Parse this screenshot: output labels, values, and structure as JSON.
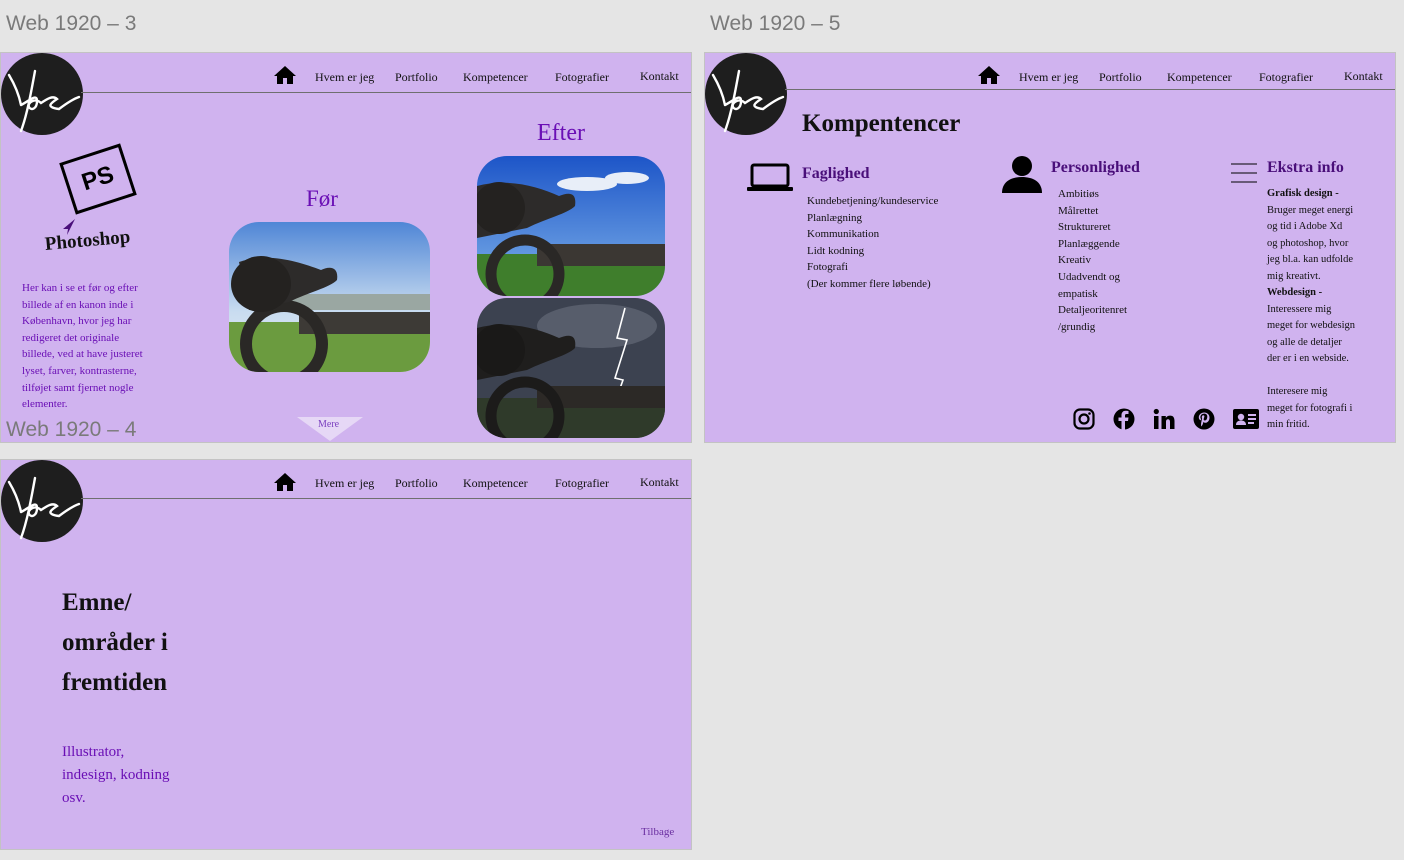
{
  "labels": {
    "frame3": "Web 1920 – 3",
    "frame5": "Web 1920 – 5",
    "frame4": "Web 1920 – 4"
  },
  "nav": {
    "items": [
      "Hvem er jeg",
      "Portfolio",
      "Kompetencer",
      "Fotografier",
      "Kontakt"
    ]
  },
  "frame3": {
    "ps_badge": "PS",
    "photoshop_title": "Photoshop",
    "description_lines": [
      "Her kan i se et før og efter",
      "billede af en kanon inde i",
      "København, hvor jeg har",
      "redigeret det originale",
      "billede, ved at have justeret",
      "lyset, farver, kontrasterne,",
      "tilføjet samt fjernet nogle",
      "elementer."
    ],
    "before_title": "Før",
    "after_title": "Efter",
    "more_button": "Mere"
  },
  "frame5": {
    "title": "Kompentencer",
    "faglighed": {
      "title": "Faglighed",
      "items": [
        "Kundebetjening/kundeservice",
        "Planlægning",
        "Kommunikation",
        "Lidt kodning",
        "Fotografi",
        "(Der kommer flere løbende)"
      ]
    },
    "personlighed": {
      "title": "Personlighed",
      "items": [
        "Ambitiøs",
        "Målrettet",
        "Struktureret",
        "Planlæggende",
        "Kreativ",
        "Udadvendt og",
        "empatisk",
        "Detaljeoritenret",
        "/grundig"
      ]
    },
    "ekstra": {
      "title": "Ekstra info",
      "lines": [
        {
          "text": "Grafisk design -",
          "bold": true
        },
        {
          "text": "Bruger meget energi",
          "bold": false
        },
        {
          "text": "og tid i Adobe Xd",
          "bold": false
        },
        {
          "text": "og photoshop, hvor",
          "bold": false
        },
        {
          "text": "jeg bl.a. kan udfolde",
          "bold": false
        },
        {
          "text": "mig kreativt.",
          "bold": false
        },
        {
          "text": "Webdesign -",
          "bold": true
        },
        {
          "text": "Interessere mig",
          "bold": false
        },
        {
          "text": "meget for webdesign",
          "bold": false
        },
        {
          "text": "og alle de detaljer",
          "bold": false
        },
        {
          "text": "der er i en webside.",
          "bold": false
        },
        {
          "text": "",
          "bold": false
        },
        {
          "text": "Interesere mig",
          "bold": false
        },
        {
          "text": "meget for fotografi i",
          "bold": false
        },
        {
          "text": "min fritid.",
          "bold": false
        }
      ]
    },
    "socials": [
      "instagram-icon",
      "facebook-icon",
      "linkedin-icon",
      "pinterest-icon",
      "contact-card-icon"
    ]
  },
  "frame4": {
    "heading_lines": [
      "Emne/",
      "områder i",
      "fremtiden"
    ],
    "subtext_lines": [
      "Illustrator,",
      "indesign, kodning",
      "osv."
    ],
    "back_link": "Tilbage"
  },
  "colors": {
    "artboard": "#d0b3ef",
    "accent_purple": "#6a0fb5",
    "dark_purple": "#4a0f7a",
    "logo": "#1e1e1e",
    "canvas": "#e5e5e5"
  }
}
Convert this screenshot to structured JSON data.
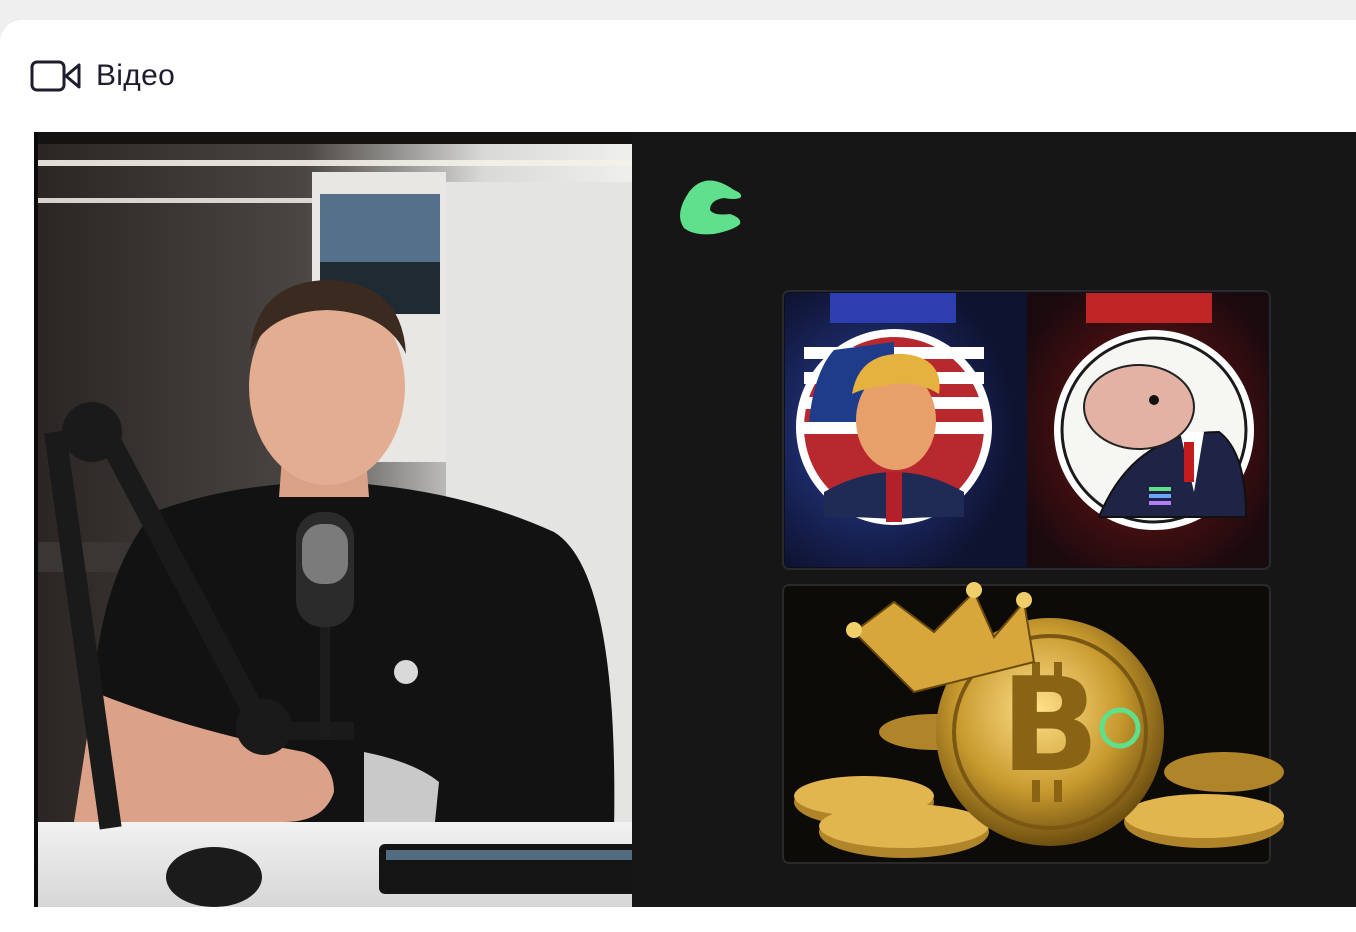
{
  "section": {
    "title": "Відео",
    "icon": "video-camera-icon"
  },
  "video": {
    "brand_color": "#5fe08c",
    "left_panel": "presenter-at-desk",
    "right_panel_cards": [
      "two-coin-characters",
      "bitcoin-with-crown"
    ]
  }
}
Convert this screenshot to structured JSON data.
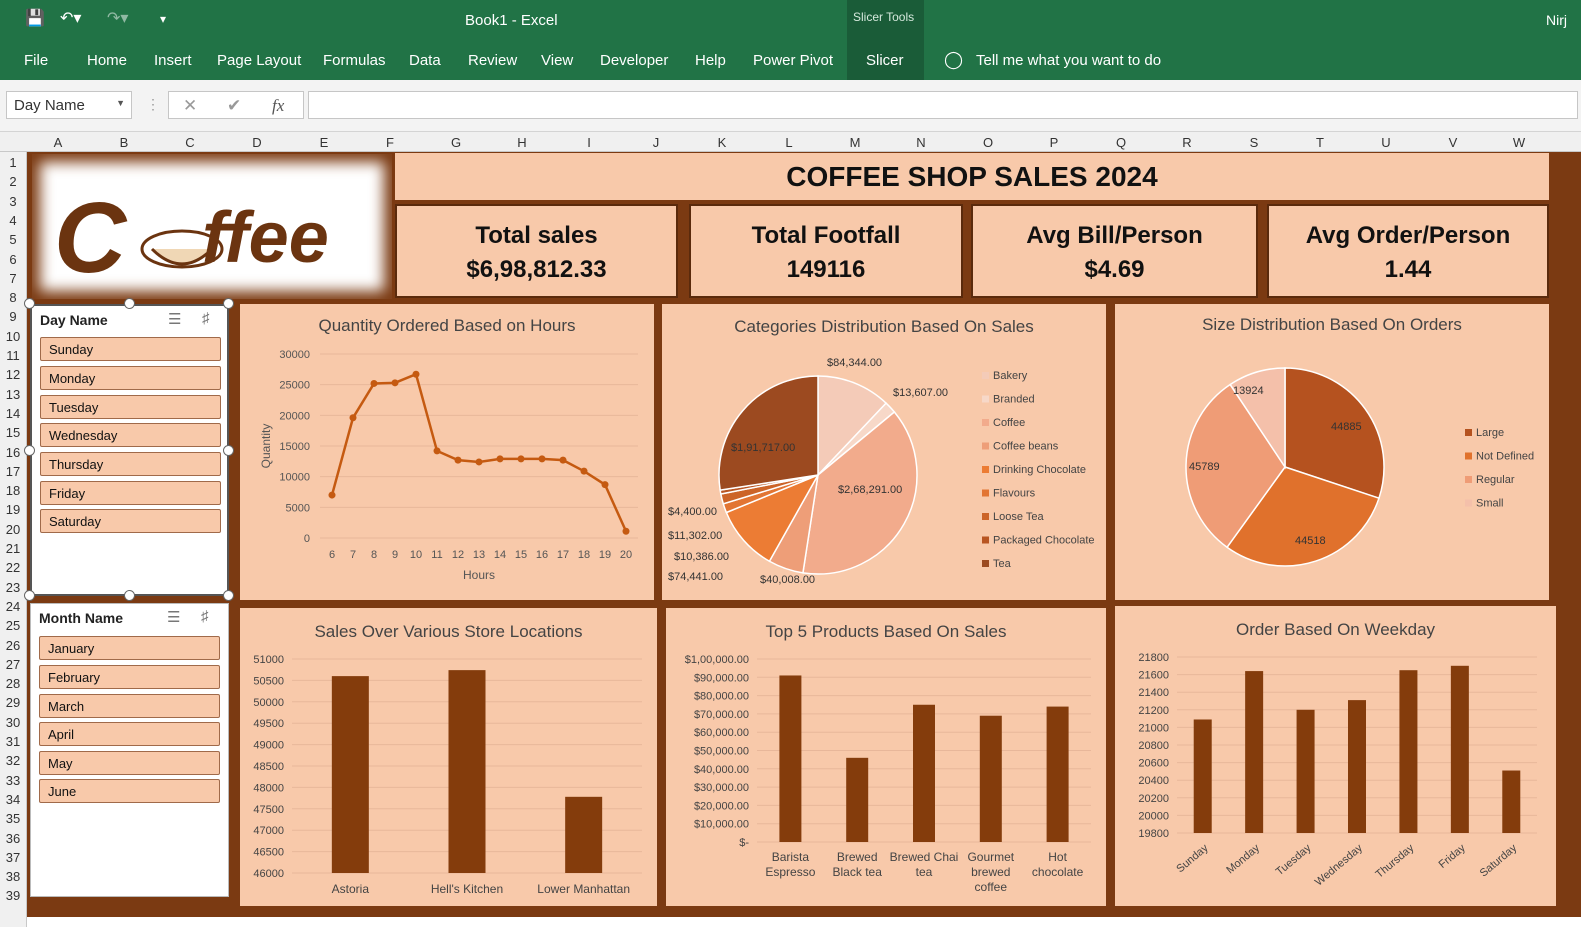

● ● ● ● ●

§ PROBLEM REQUIREMENTS: Every record above should be transcribed exactly; the pictures stay out of the copy.

§ SOLUTION FOR THIS EXERCISE:
Parse this screenshot: output labels, values, and structure as JSON.
{
  "labels": {
    "frame3": "Web 1920 – 3",
    "frame5": "Web 1920 – 5",
    "frame4": "Web 1920 – 4"
  },
  "nav": {
    "items": [
      "Hvem er jeg",
      "Portfolio",
      "Kompetencer",
      "Fotografier",
      "Kontakt"
    ]
  },
  "frame3": {
    "ps_badge": "PS",
    "photoshop_title": "Photoshop",
    "description_lines": [
      "Her kan i se et før og efter",
      "billede af en kanon inde i",
      "København, hvor jeg har",
      "redigeret det originale",
      "billede, ved at have justeret",
      "lyset, farver, kontrasterne,",
      "tilføjet samt fjernet nogle",
      "elementer."
    ],
    "before_title": "Før",
    "after_title": "Efter",
    "more_button": "Mere"
  },
  "frame5": {
    "title": "Kompentencer",
    "faglighed": {
      "title": "Faglighed",
      "items": [
        "Kundebetjening/kundeservice",
        "Planlægning",
        "Kommunikation",
        "Lidt kodning",
        "Fotografi",
        "(Der kommer flere løbende)"
      ]
    },
    "personlighed": {
      "title": "Personlighed",
      "items": [
        "Ambitiøs",
        "Målrettet",
        "Struktureret",
        "Planlæggende",
        "Kreativ",
        "Udadvendt og",
        "empatisk",
        "Detaljeoritenret",
        "/grundig"
      ]
    },
    "ekstra": {
      "title": "Ekstra info",
      "lines": [
        {
          "text": "Grafisk design -",
          "bold": true
        },
        {
          "text": "Bruger meget energi",
          "bold": false
        },
        {
          "text": "og tid i Adobe Xd",
          "bold": false
        },
        {
          "text": "og photoshop, hvor",
          "bold": false
        },
        {
          "text": "jeg bl.a. kan udfolde",
          "bold": false
        },
        {
          "text": "mig kreativt.",
          "bold": false
        },
        {
          "text": "Webdesign -",
          "bold": true
        },
        {
          "text": "Interessere mig",
          "bold": false
        },
        {
          "text": "meget for webdesign",
          "bold": false
        },
        {
          "text": "og alle de detaljer",
          "bold": false
        },
        {
          "text": "der er i en webside.",
          "bold": false
        },
        {
          "text": "",
          "bold": false
        },
        {
          "text": "Interesere mig",
          "bold": false
        },
        {
          "text": "meget for fotografi i",
          "bold": false
        },
        {
          "text": "min fritid.",
          "bold": false
        }
      ]
    },
    "socials": [
      "instagram-icon",
      "facebook-icon",
      "linkedin-icon",
      "pinterest-icon",
      "contact-card-icon"
    ]
  },
  "frame4": {
    "heading_lines": [
      "Emne/",
      "områder i",
      "fremtiden"
    ],
    "subtext_lines": [
      "Illustrator,",
      "indesign, kodning",
      "osv."
    ],
    "back_link": "Tilbage"
  },
  "colors": {
    "artboard": "#d0b3ef",
    "accent_purple": "#6a0fb5",
    "dark_purple": "#4a0f7a",
    "logo": "#1e1e1e",
    "canvas": "#e5e5e5"
  }
}
Convert this screenshot to structured JSON data.
{
  "section": {
    "title": "Відео",
    "icon": "video-camera-icon"
  },
  "video": {
    "brand_color": "#5fe08c",
    "left_panel": "presenter-at-desk",
    "right_panel_cards": [
      "two-coin-characters",
      "bitcoin-with-crown"
    ]
  }
}
Convert this screenshot to structured JSON data.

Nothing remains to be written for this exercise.